* WRITTEN INSTRUCTION
Omit the images, then print each record below exactly as it reads.
[start]
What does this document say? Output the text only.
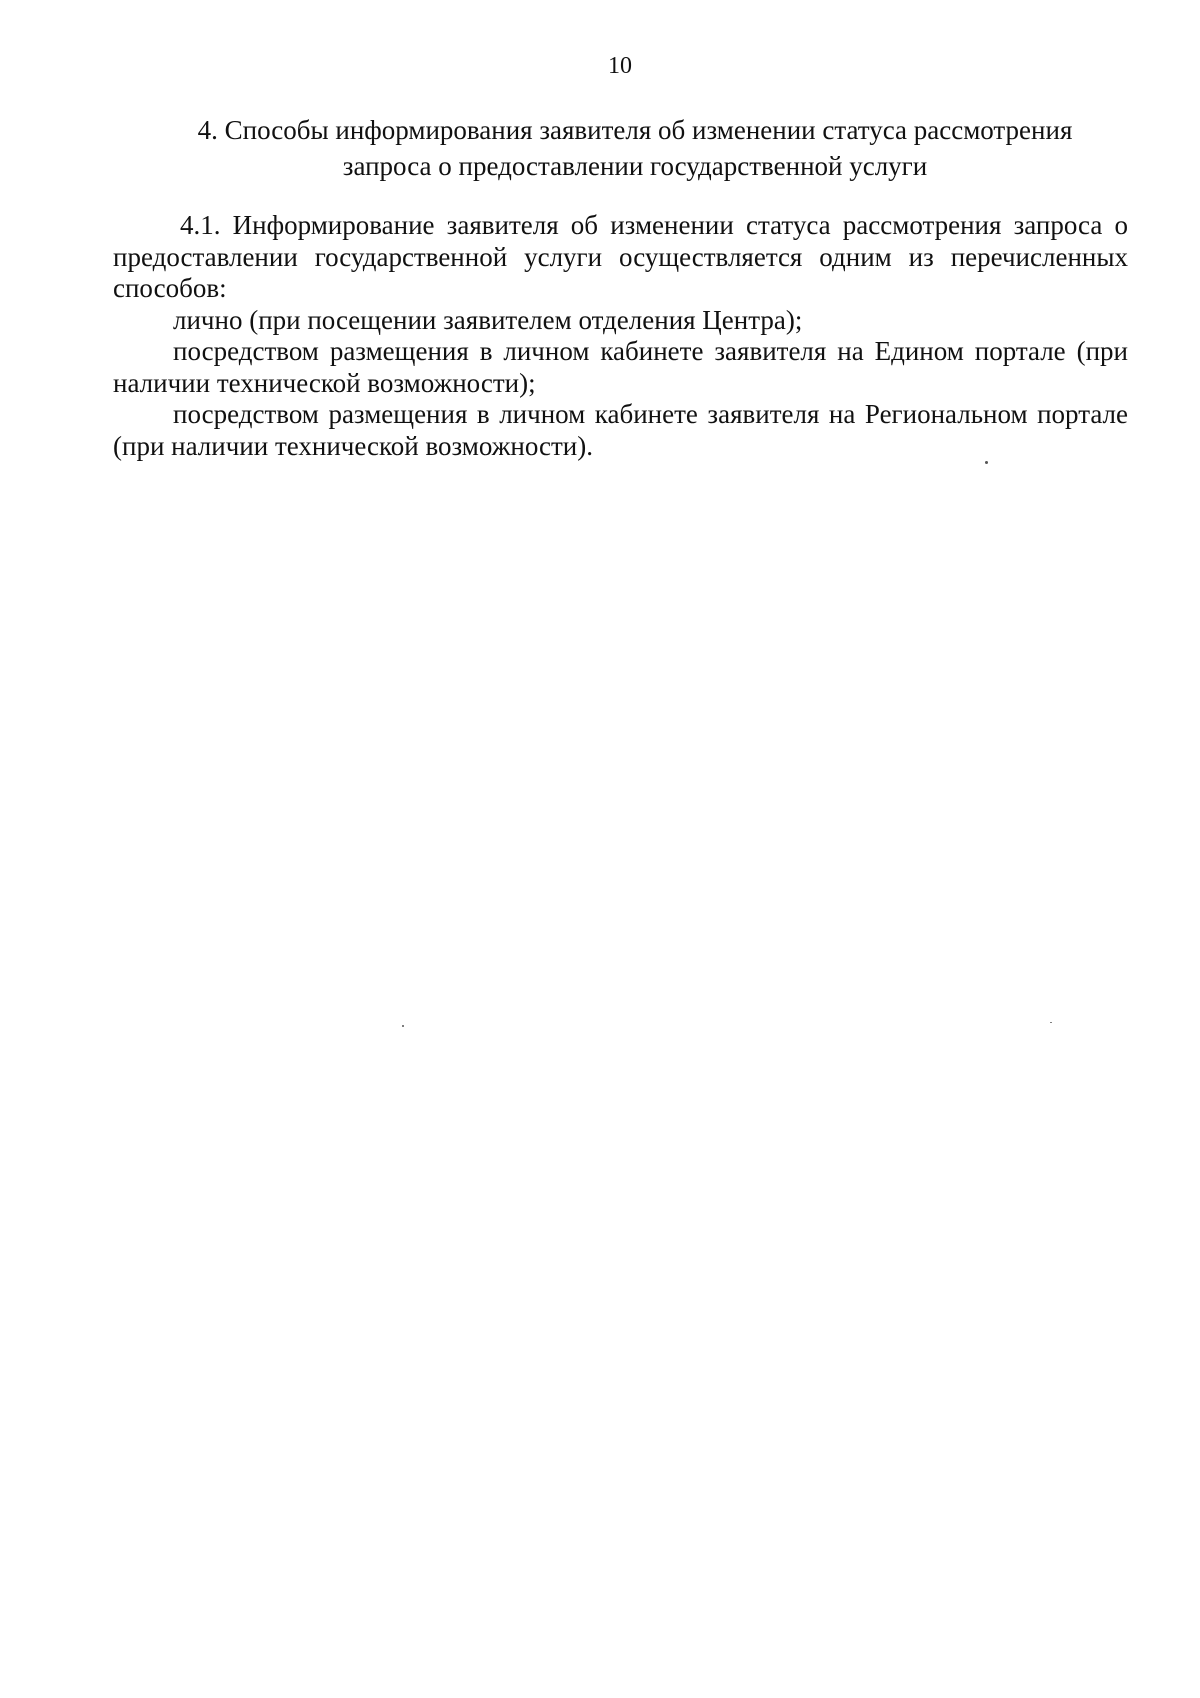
10
4. Способы информирования заявителя об изменении статуса рассмотрения
запроса о предоставлении государственной услуги

4.1. Информирование заявителя об изменении статуса рассмотрения запроса о предоставлении государственной услуги осуществляется одним из перечисленных способов:

лично (при посещении заявителем отделения Центра);

посредством размещения в личном кабинете заявителя на Едином портале (при наличии технической возможности);

посредством размещения в личном кабинете заявителя на Региональном портале (при наличии технической возможности).
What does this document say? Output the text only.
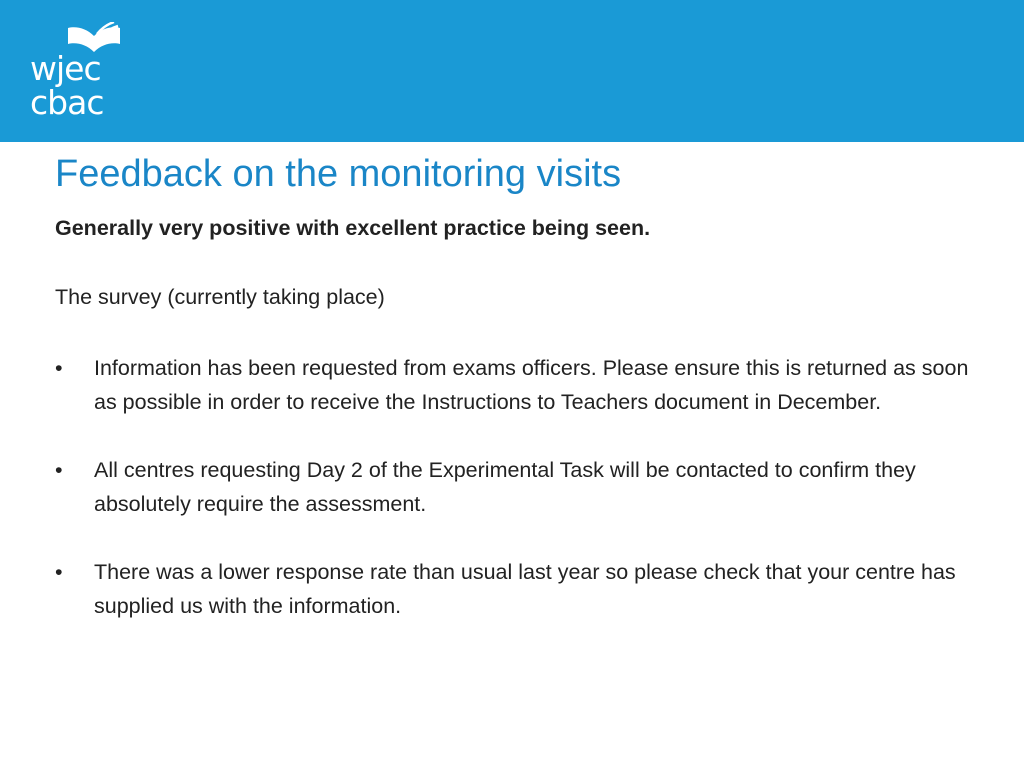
wjec
cbac
Feedback on the monitoring visits

Generally very positive with excellent practice being seen.

The survey (currently taking place)

•	Information has been requested from exams officers. Please ensure this is returned as soon as possible in order to receive the Instructions to Teachers document in December.
•	All centres requesting Day 2 of the Experimental Task will be contacted to confirm they absolutely require the assessment.
•	There was a lower response rate than usual last year so please check that your centre has supplied us with the information.
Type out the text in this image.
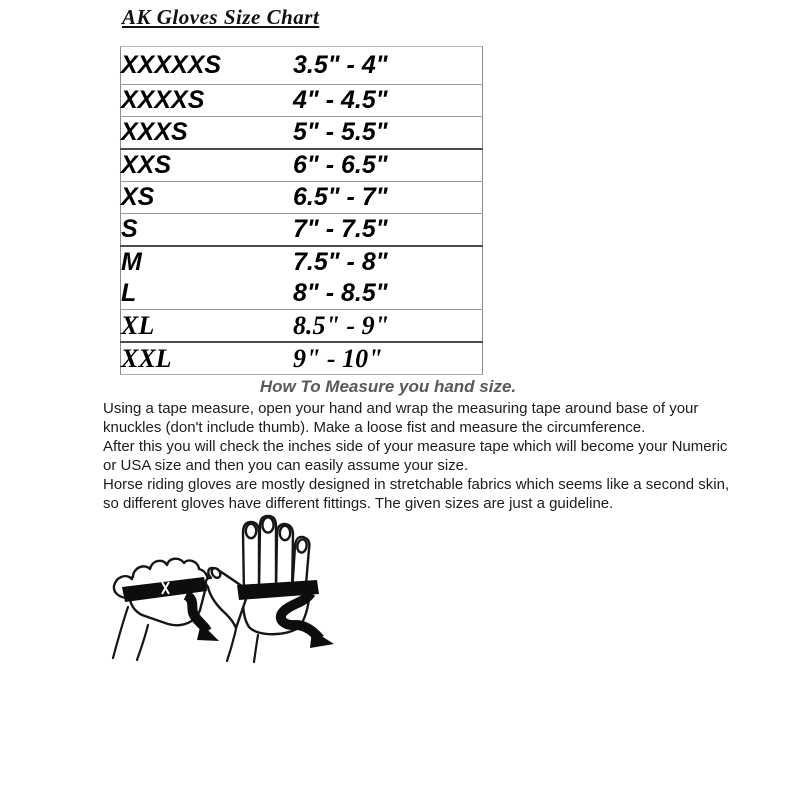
AK Gloves Size Chart
XXXXXS	3.5" - 4"
XXXXS	4" - 4.5"
XXXS	5" - 5.5"
XXS	6" - 6.5"
XS	6.5" - 7"
S	7" - 7.5"
M	7.5" - 8"
L	8" - 8.5"
XL	8.5" - 9"
XXL	9" - 10"
How To Measure you hand size.
Using a tape measure, open your hand and wrap the measuring tape around base of your
knuckles (don't include thumb). Make a loose fist and measure the circumference.
After this you will check the inches side of your measure tape which will become your Numeric
or USA size and then you can easily assume your size.
Horse riding gloves are mostly designed in stretchable fabrics which seems like a second skin,
so different gloves have different fittings. The given sizes are just a guideline.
[end]
* COMPLETED EXERCISE
What does this document say? Output the text only.
10
4. Способы информирования заявителя об изменении статуса рассмотрения
запроса о предоставлении государственной услуги

4.1. Информирование заявителя об изменении статуса рассмотрения запроса о предоставлении государственной услуги осуществляется одним из перечисленных способов:

лично (при посещении заявителем отделения Центра);

посредством размещения в личном кабинете заявителя на Едином портале (при наличии технической возможности);

посредством размещения в личном кабинете заявителя на Региональном портале (при наличии технической возможности).
What does this document say? Output the text only.
wjec
cbac
Feedback on the monitoring visits

Generally very positive with excellent practice being seen.

The survey (currently taking place)

•	Information has been requested from exams officers. Please ensure this is returned as soon as possible in order to receive the Instructions to Teachers document in December.
•	All centres requesting Day 2 of the Experimental Task will be contacted to confirm they absolutely require the assessment.
•	There was a lower response rate than usual last year so please check that your centre has supplied us with the information.
Type out the text in this image.
AK Gloves Size Chart
XXXXXS	3.5" - 4"
XXXXS	4" - 4.5"
XXXS	5" - 5.5"
XXS	6" - 6.5"
XS	6.5" - 7"
S	7" - 7.5"
M	7.5" - 8"
L	8" - 8.5"
XL	8.5" - 9"
XXL	9" - 10"
How To Measure you hand size.
Using a tape measure, open your hand and wrap the measuring tape around base of your
knuckles (don't include thumb). Make a loose fist and measure the circumference.
After this you will check the inches side of your measure tape which will become your Numeric
or USA size and then you can easily assume your size.
Horse riding gloves are mostly designed in stretchable fabrics which seems like a second skin,
so different gloves have different fittings. The given sizes are just a guideline.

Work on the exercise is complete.